WRITTEN PROBLEM — Gather every line of the entries that includes the word "찾아보기".

PROVIDED DATA —
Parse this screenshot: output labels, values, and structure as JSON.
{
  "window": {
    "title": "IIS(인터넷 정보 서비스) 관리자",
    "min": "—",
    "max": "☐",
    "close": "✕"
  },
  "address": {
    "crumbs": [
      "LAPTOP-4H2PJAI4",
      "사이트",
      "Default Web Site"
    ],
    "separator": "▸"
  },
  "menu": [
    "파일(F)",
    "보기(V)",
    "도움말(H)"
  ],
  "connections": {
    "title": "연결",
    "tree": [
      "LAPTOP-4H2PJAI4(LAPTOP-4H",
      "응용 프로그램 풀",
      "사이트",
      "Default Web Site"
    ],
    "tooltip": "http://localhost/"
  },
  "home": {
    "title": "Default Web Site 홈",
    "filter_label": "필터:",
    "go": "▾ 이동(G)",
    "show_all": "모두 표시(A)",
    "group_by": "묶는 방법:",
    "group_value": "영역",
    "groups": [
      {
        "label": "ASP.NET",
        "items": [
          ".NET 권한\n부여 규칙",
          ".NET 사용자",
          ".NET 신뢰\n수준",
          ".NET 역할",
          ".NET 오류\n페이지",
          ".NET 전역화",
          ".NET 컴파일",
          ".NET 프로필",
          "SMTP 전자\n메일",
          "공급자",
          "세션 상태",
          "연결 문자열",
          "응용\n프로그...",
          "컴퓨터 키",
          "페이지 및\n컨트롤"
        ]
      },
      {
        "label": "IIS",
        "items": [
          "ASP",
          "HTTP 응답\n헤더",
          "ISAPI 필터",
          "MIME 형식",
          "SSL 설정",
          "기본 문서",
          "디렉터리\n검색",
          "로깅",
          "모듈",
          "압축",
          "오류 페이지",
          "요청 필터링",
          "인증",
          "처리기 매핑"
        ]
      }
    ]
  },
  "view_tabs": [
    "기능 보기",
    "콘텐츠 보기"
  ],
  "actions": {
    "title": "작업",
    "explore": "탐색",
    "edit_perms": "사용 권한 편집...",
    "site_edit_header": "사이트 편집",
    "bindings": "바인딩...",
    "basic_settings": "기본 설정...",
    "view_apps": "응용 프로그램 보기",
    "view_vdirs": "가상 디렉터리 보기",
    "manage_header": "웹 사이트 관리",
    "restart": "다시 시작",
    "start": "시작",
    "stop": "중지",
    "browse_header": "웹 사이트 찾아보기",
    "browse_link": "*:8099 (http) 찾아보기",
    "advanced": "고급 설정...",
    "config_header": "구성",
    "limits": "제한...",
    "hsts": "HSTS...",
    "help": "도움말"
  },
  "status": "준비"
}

THE OUTPUT —
    "browse_header": "웹 사이트 찾아보기",
    "browse_link": "*:8099 (http) 찾아보기",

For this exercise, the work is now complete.